Scan the data below and pick out the lines containing the word "form".

Stored entries
+===+

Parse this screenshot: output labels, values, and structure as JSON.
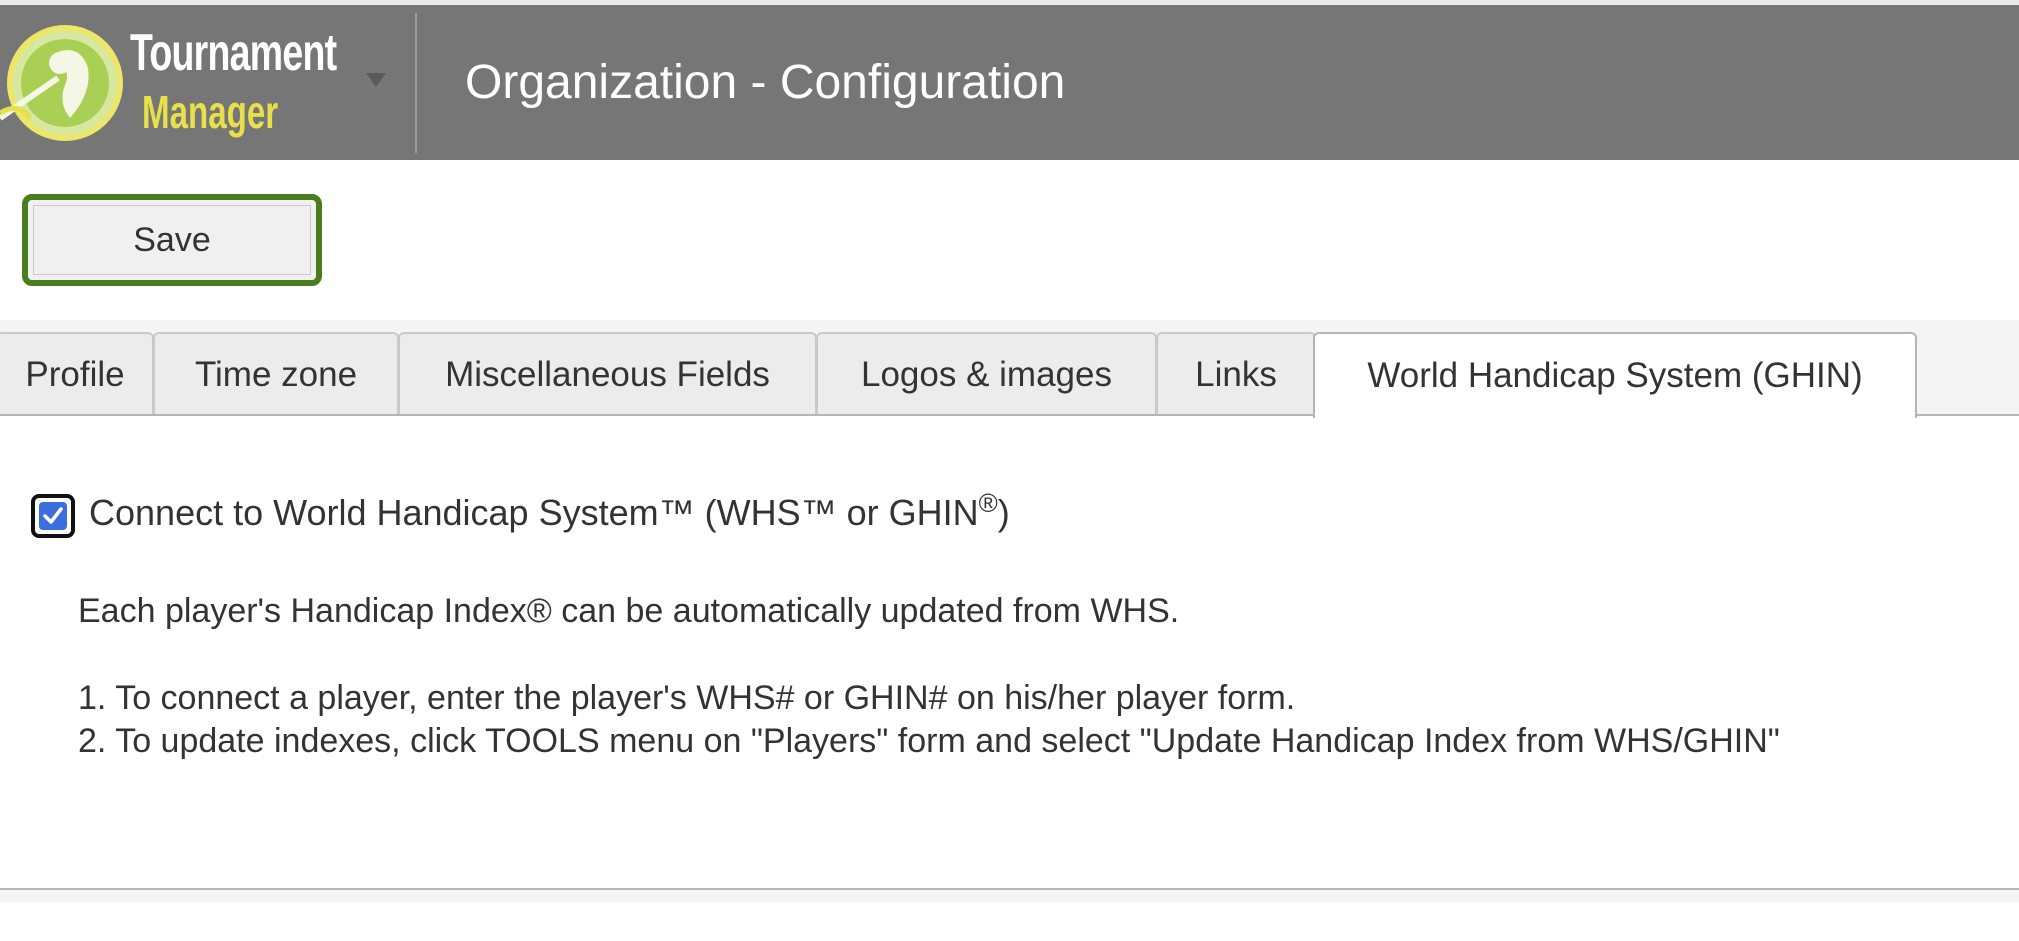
{
  "app": {
    "logo_line1": "Tournament",
    "logo_line2": "Manager",
    "page_title": "Organization - Configuration"
  },
  "toolbar": {
    "save_label": "Save"
  },
  "tabs": [
    {
      "label": "Profile",
      "active": false
    },
    {
      "label": "Time zone",
      "active": false
    },
    {
      "label": "Miscellaneous Fields",
      "active": false
    },
    {
      "label": "Logos & images",
      "active": false
    },
    {
      "label": "Links",
      "active": false
    },
    {
      "label": "World Handicap System (GHIN)",
      "active": true
    }
  ],
  "whs": {
    "checkbox_checked": true,
    "checkbox_label": "Connect to World Handicap System™ (WHS™ or GHIN",
    "checkbox_label_sup": "®",
    "checkbox_label_end": ")",
    "intro": "Each player's Handicap Index® can be automatically updated from WHS.",
    "step1": "1. To connect a player, enter the player's WHS# or GHIN# on his/her player form.",
    "step2": "2. To update indexes, click TOOLS menu on \"Players\" form and select \"Update Handicap Index from WHS/GHIN\""
  },
  "colors": {
    "header_bg": "#767676",
    "save_border": "#4a7d1c",
    "logo_yellow": "#e8e04a",
    "checkbox_blue": "#3b6fe0"
  },
  "icons": {
    "logo": "golfer-logo-icon",
    "caret": "caret-down-icon",
    "check": "checkmark-icon"
  }
}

+===+

> **Result of this exercise**
    "step1": "1. To connect a player, enter the player's WHS# or GHIN# on his/her player form.",
    "step2": "2. To update indexes, click TOOLS menu on \"Players\" form and select \"Update Handicap Index from WHS/GHIN\""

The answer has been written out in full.